Figure dataset records:
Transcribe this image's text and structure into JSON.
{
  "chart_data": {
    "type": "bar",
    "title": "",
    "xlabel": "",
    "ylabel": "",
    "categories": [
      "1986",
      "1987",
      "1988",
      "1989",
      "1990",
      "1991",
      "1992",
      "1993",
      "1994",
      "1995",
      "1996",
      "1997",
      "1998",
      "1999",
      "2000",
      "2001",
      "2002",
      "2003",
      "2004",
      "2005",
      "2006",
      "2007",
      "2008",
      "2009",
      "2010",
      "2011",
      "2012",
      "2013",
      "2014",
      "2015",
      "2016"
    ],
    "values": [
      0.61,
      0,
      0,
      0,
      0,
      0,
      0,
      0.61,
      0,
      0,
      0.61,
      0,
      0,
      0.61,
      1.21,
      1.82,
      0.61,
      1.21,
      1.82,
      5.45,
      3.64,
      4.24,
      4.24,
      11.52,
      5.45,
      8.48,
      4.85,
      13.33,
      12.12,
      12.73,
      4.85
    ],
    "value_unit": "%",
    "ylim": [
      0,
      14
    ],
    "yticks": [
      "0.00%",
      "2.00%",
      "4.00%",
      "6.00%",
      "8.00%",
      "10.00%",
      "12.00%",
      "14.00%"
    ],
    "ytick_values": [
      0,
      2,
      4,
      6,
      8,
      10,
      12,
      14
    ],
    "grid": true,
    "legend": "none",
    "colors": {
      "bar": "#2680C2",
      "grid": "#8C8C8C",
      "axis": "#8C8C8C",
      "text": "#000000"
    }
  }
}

WHAT THE TASK ASKS
Reproduce each record exactly, leaving nothing out.

EXERCISE RESULT
Transcribe this image's text and structure into JSON.
{
  "chart_data": {
    "type": "bar",
    "title": "",
    "xlabel": "",
    "ylabel": "",
    "categories": [
      "1986",
      "1987",
      "1988",
      "1989",
      "1990",
      "1991",
      "1992",
      "1993",
      "1994",
      "1995",
      "1996",
      "1997",
      "1998",
      "1999",
      "2000",
      "2001",
      "2002",
      "2003",
      "2004",
      "2005",
      "2006",
      "2007",
      "2008",
      "2009",
      "2010",
      "2011",
      "2012",
      "2013",
      "2014",
      "2015",
      "2016"
    ],
    "values": [
      0.61,
      0,
      0,
      0,
      0,
      0,
      0,
      0.61,
      0,
      0,
      0.61,
      0,
      0,
      0.61,
      1.21,
      1.82,
      0.61,
      1.21,
      1.82,
      5.45,
      3.64,
      4.24,
      4.24,
      11.52,
      5.45,
      8.48,
      4.85,
      13.33,
      12.12,
      12.73,
      4.85
    ],
    "value_unit": "%",
    "ylim": [
      0,
      14
    ],
    "yticks": [
      "0.00%",
      "2.00%",
      "4.00%",
      "6.00%",
      "8.00%",
      "10.00%",
      "12.00%",
      "14.00%"
    ],
    "ytick_values": [
      0,
      2,
      4,
      6,
      8,
      10,
      12,
      14
    ],
    "grid": true,
    "legend": "none",
    "colors": {
      "bar": "#2680C2",
      "grid": "#8C8C8C",
      "axis": "#8C8C8C",
      "text": "#000000"
    }
  }
}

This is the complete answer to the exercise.